[TASK DIRECTIONS]: Quote the records that follow in full, leaving the pictures out.

[RECORD SET]:
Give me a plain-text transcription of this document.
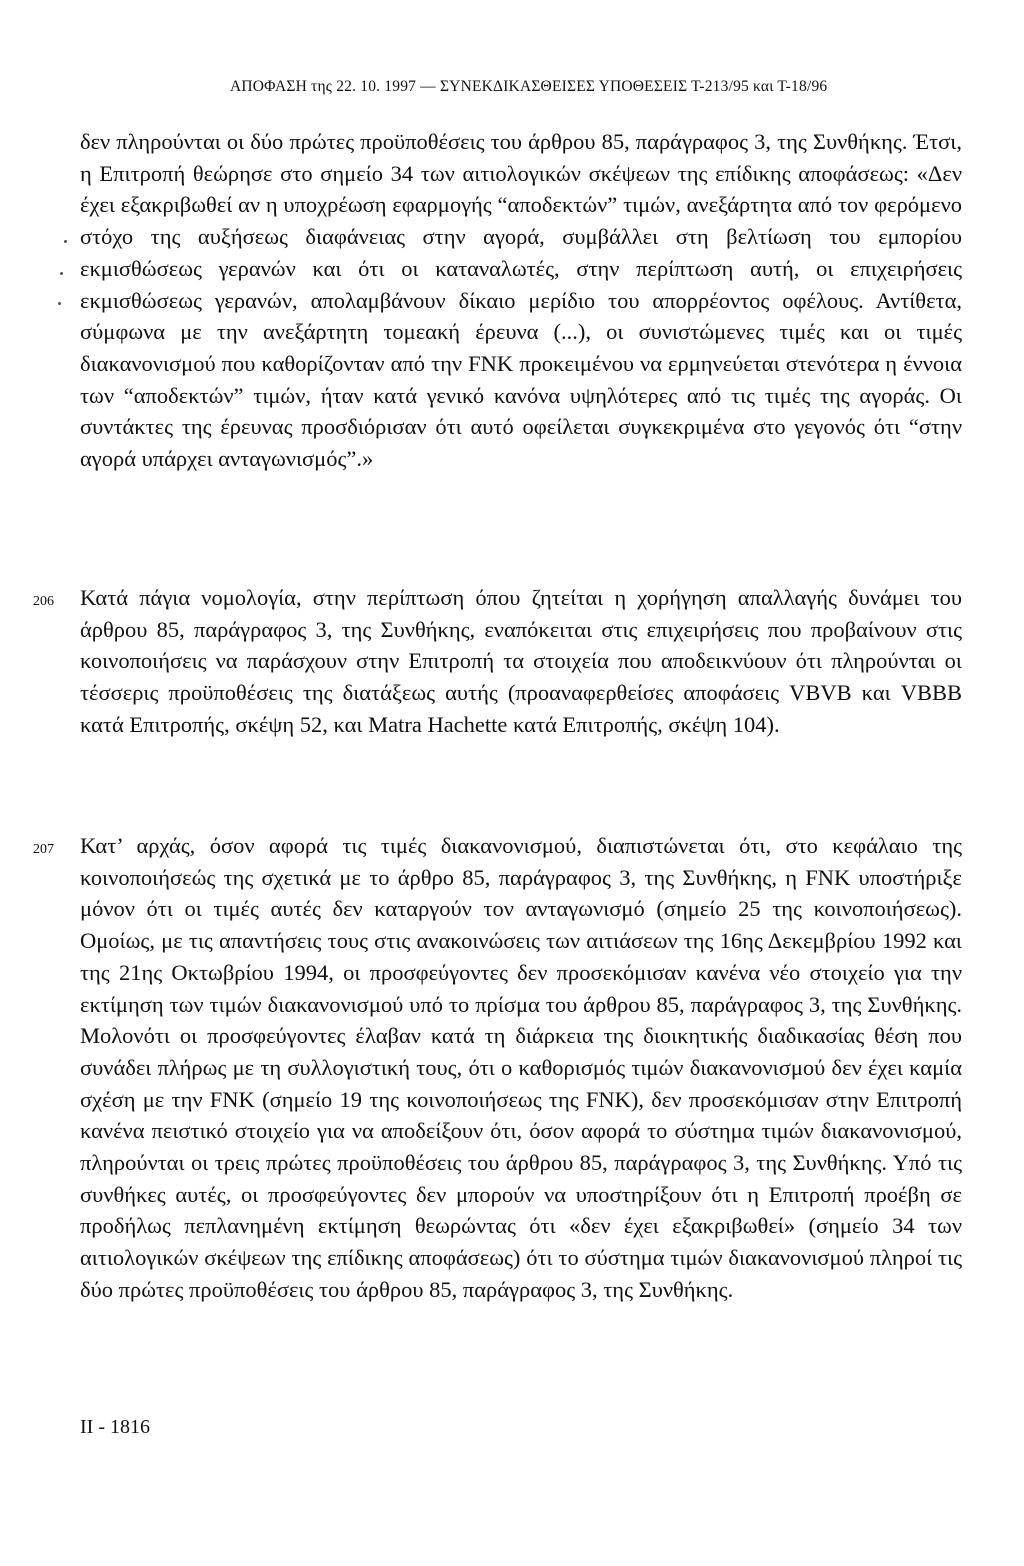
ΑΠΟΦΑΣΗ της 22. 10. 1997 — ΣΥΝΕΚΔΙΚΑΣΘΕΙΣΕΣ ΥΠΟΘΕΣΕΙΣ Τ-213/95 και Τ-18/96
δεν πληρούνται οι δύο πρώτες προϋποθέσεις του άρθρου 85, παράγραφος 3, της Συνθήκης. Έτσι, η Επιτροπή θεώρησε στο σημείο 34 των αιτιολογικών σκέψεων της επίδικης αποφάσεως: «Δεν έχει εξακριβωθεί αν η υποχρέωση εφαρμογής “αποδεκτών” τιμών, ανεξάρτητα από τον φερόμενο στόχο της αυξήσεως διαφάνειας στην αγορά, συμβάλλει στη βελτίωση του εμπορίου εκμισθώσεως γερανών και ότι οι καταναλωτές, στην περίπτωση αυτή, οι επιχειρήσεις εκμισθώσεως γερανών, απολαμβάνουν δίκαιο μερίδιο του απορρέοντος οφέλους. Αντίθετα, σύμφωνα με την ανεξάρτητη τομεακή έρευνα (...), οι συνιστώμενες τιμές και οι τιμές διακανονισμού που καθορίζονταν από την FNK προκειμένου να ερμηνεύεται στενότερα η έννοια των “αποδεκτών” τιμών, ήταν κατά γενικό κανόνα υψηλότερες από τις τιμές της αγοράς. Οι συντάκτες της έρευνας προσδιόρισαν ότι αυτό οφείλεται συγκεκριμένα στο γεγονός ότι “στην αγορά υπάρχει ανταγωνισμός”.»
206 Κατά πάγια νομολογία, στην περίπτωση όπου ζητείται η χορήγηση απαλλαγής δυνάμει του άρθρου 85, παράγραφος 3, της Συνθήκης, εναπόκειται στις επιχειρήσεις που προβαίνουν στις κοινοποιήσεις να παράσχουν στην Επιτροπή τα στοιχεία που αποδεικνύουν ότι πληρούνται οι τέσσερις προϋποθέσεις της διατάξεως αυτής (προαναφερθείσες αποφάσεις VBVB και VBBB κατά Επιτροπής, σκέψη 52, και Matra Hachette κατά Επιτροπής, σκέψη 104).
207 Κατ’ αρχάς, όσον αφορά τις τιμές διακανονισμού, διαπιστώνεται ότι, στο κεφάλαιο της κοινοποιήσεώς της σχετικά με το άρθρο 85, παράγραφος 3, της Συνθήκης, η FNK υποστήριξε μόνον ότι οι τιμές αυτές δεν καταργούν τον ανταγωνισμό (σημείο 25 της κοινοποιήσεως). Ομοίως, με τις απαντήσεις τους στις ανακοινώσεις των αιτιάσεων της 16ης Δεκεμβρίου 1992 και της 21ης Οκτωβρίου 1994, οι προσφεύγοντες δεν προσεκόμισαν κανένα νέο στοιχείο για την εκτίμηση των τιμών διακανονισμού υπό το πρίσμα του άρθρου 85, παράγραφος 3, της Συνθήκης. Μολονότι οι προσφεύγοντες έλαβαν κατά τη διάρκεια της διοικητικής διαδικασίας θέση που συνάδει πλήρως με τη συλλογιστική τους, ότι ο καθορισμός τιμών διακανονισμού δεν έχει καμία σχέση με την FNK (σημείο 19 της κοινοποιήσεως της FNK), δεν προσεκόμισαν στην Επιτροπή κανένα πειστικό στοιχείο για να αποδείξουν ότι, όσον αφορά το σύστημα τιμών διακανονισμού, πληρούνται οι τρεις πρώτες προϋποθέσεις του άρθρου 85, παράγραφος 3, της Συνθήκης. Υπό τις συνθήκες αυτές, οι προσφεύγοντες δεν μπορούν να υποστηρίξουν ότι η Επιτροπή προέβη σε προδήλως πεπλανημένη εκτίμηση θεωρώντας ότι «δεν έχει εξακριβωθεί» (σημείο 34 των αιτιολογικών σκέψεων της επίδικης αποφάσεως) ότι το σύστημα τιμών διακανονισμού πληροί τις δύο πρώτες προϋποθέσεις του άρθρου 85, παράγραφος 3, της Συνθήκης.
II - 1816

[THE RESULT]:
Give me a plain-text transcription of this document.
ΑΠΟΦΑΣΗ της 22. 10. 1997 — ΣΥΝΕΚΔΙΚΑΣΘΕΙΣΕΣ ΥΠΟΘΕΣΕΙΣ Τ-213/95 και Τ-18/96
δεν πληρούνται οι δύο πρώτες προϋποθέσεις του άρθρου 85, παράγραφος 3, της Συνθήκης. Έτσι, η Επιτροπή θεώρησε στο σημείο 34 των αιτιολογικών σκέψεων της επίδικης αποφάσεως: «Δεν έχει εξακριβωθεί αν η υποχρέωση εφαρμογής “αποδεκτών” τιμών, ανεξάρτητα από τον φερόμενο στόχο της αυξήσεως διαφάνειας στην αγορά, συμβάλλει στη βελτίωση του εμπορίου εκμισθώσεως γερανών και ότι οι καταναλωτές, στην περίπτωση αυτή, οι επιχειρήσεις εκμισθώσεως γερανών, απολαμβάνουν δίκαιο μερίδιο του απορρέοντος οφέλους. Αντίθετα, σύμφωνα με την ανεξάρτητη τομεακή έρευνα (...), οι συνιστώμενες τιμές και οι τιμές διακανονισμού που καθορίζονταν από την FNK προκειμένου να ερμηνεύεται στενότερα η έννοια των “αποδεκτών” τιμών, ήταν κατά γενικό κανόνα υψηλότερες από τις τιμές της αγοράς. Οι συντάκτες της έρευνας προσδιόρισαν ότι αυτό οφείλεται συγκεκριμένα στο γεγονός ότι “στην αγορά υπάρχει ανταγωνισμός”.»
206 Κατά πάγια νομολογία, στην περίπτωση όπου ζητείται η χορήγηση απαλλαγής δυνάμει του άρθρου 85, παράγραφος 3, της Συνθήκης, εναπόκειται στις επιχειρήσεις που προβαίνουν στις κοινοποιήσεις να παράσχουν στην Επιτροπή τα στοιχεία που αποδεικνύουν ότι πληρούνται οι τέσσερις προϋποθέσεις της διατάξεως αυτής (προαναφερθείσες αποφάσεις VBVB και VBBB κατά Επιτροπής, σκέψη 52, και Matra Hachette κατά Επιτροπής, σκέψη 104).
207 Κατ’ αρχάς, όσον αφορά τις τιμές διακανονισμού, διαπιστώνεται ότι, στο κεφάλαιο της κοινοποιήσεώς της σχετικά με το άρθρο 85, παράγραφος 3, της Συνθήκης, η FNK υποστήριξε μόνον ότι οι τιμές αυτές δεν καταργούν τον ανταγωνισμό (σημείο 25 της κοινοποιήσεως). Ομοίως, με τις απαντήσεις τους στις ανακοινώσεις των αιτιάσεων της 16ης Δεκεμβρίου 1992 και της 21ης Οκτωβρίου 1994, οι προσφεύγοντες δεν προσεκόμισαν κανένα νέο στοιχείο για την εκτίμηση των τιμών διακανονισμού υπό το πρίσμα του άρθρου 85, παράγραφος 3, της Συνθήκης. Μολονότι οι προσφεύγοντες έλαβαν κατά τη διάρκεια της διοικητικής διαδικασίας θέση που συνάδει πλήρως με τη συλλογιστική τους, ότι ο καθορισμός τιμών διακανονισμού δεν έχει καμία σχέση με την FNK (σημείο 19 της κοινοποιήσεως της FNK), δεν προσεκόμισαν στην Επιτροπή κανένα πειστικό στοιχείο για να αποδείξουν ότι, όσον αφορά το σύστημα τιμών διακανονισμού, πληρούνται οι τρεις πρώτες προϋποθέσεις του άρθρου 85, παράγραφος 3, της Συνθήκης. Υπό τις συνθήκες αυτές, οι προσφεύγοντες δεν μπορούν να υποστηρίξουν ότι η Επιτροπή προέβη σε προδήλως πεπλανημένη εκτίμηση θεωρώντας ότι «δεν έχει εξακριβωθεί» (σημείο 34 των αιτιολογικών σκέψεων της επίδικης αποφάσεως) ότι το σύστημα τιμών διακανονισμού πληροί τις δύο πρώτες προϋποθέσεις του άρθρου 85, παράγραφος 3, της Συνθήκης.
II - 1816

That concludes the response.